## EXTRACTED MATERIAL
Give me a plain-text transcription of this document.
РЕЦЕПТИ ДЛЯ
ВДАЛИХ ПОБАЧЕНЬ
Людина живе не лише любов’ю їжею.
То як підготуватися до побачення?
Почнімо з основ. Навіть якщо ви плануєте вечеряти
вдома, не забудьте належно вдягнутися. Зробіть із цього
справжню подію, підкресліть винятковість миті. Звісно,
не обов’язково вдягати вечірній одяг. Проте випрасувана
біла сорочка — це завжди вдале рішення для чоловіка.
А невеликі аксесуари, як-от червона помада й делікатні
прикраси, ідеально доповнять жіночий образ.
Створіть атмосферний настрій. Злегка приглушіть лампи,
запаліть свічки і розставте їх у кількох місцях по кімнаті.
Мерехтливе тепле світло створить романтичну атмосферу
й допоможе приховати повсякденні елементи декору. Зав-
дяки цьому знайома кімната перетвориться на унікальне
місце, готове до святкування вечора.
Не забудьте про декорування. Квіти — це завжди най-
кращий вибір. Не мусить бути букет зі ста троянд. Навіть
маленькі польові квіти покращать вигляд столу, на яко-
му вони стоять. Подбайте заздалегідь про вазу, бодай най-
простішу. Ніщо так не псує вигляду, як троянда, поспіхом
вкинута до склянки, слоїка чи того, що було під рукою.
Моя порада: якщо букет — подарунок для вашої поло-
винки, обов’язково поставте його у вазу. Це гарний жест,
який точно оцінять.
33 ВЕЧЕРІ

## SHORT EXERCISE
Retype each record exactly, leaving nothing out.

## EXERCISE SOLUTION
Give me a plain-text transcription of this document.
РЕЦЕПТИ ДЛЯ
ВДАЛИХ ПОБАЧЕНЬ
Людина живе не лише любов’ю їжею.
То як підготуватися до побачення?
Почнімо з основ. Навіть якщо ви плануєте вечеряти
вдома, не забудьте належно вдягнутися. Зробіть із цього
справжню подію, підкресліть винятковість миті. Звісно,
не обов’язково вдягати вечірній одяг. Проте випрасувана
біла сорочка — це завжди вдале рішення для чоловіка.
А невеликі аксесуари, як-от червона помада й делікатні
прикраси, ідеально доповнять жіночий образ.
Створіть атмосферний настрій. Злегка приглушіть лампи,
запаліть свічки і розставте їх у кількох місцях по кімнаті.
Мерехтливе тепле світло створить романтичну атмосферу
й допоможе приховати повсякденні елементи декору. Зав-
дяки цьому знайома кімната перетвориться на унікальне
місце, готове до святкування вечора.
Не забудьте про декорування. Квіти — це завжди най-
кращий вибір. Не мусить бути букет зі ста троянд. Навіть
маленькі польові квіти покращать вигляд столу, на яко-
му вони стоять. Подбайте заздалегідь про вазу, бодай най-
простішу. Ніщо так не псує вигляду, як троянда, поспіхом
вкинута до склянки, слоїка чи того, що було під рукою.
Моя порада: якщо букет — подарунок для вашої поло-
винки, обов’язково поставте його у вазу. Це гарний жест,
який точно оцінять.
33 ВЕЧЕРІ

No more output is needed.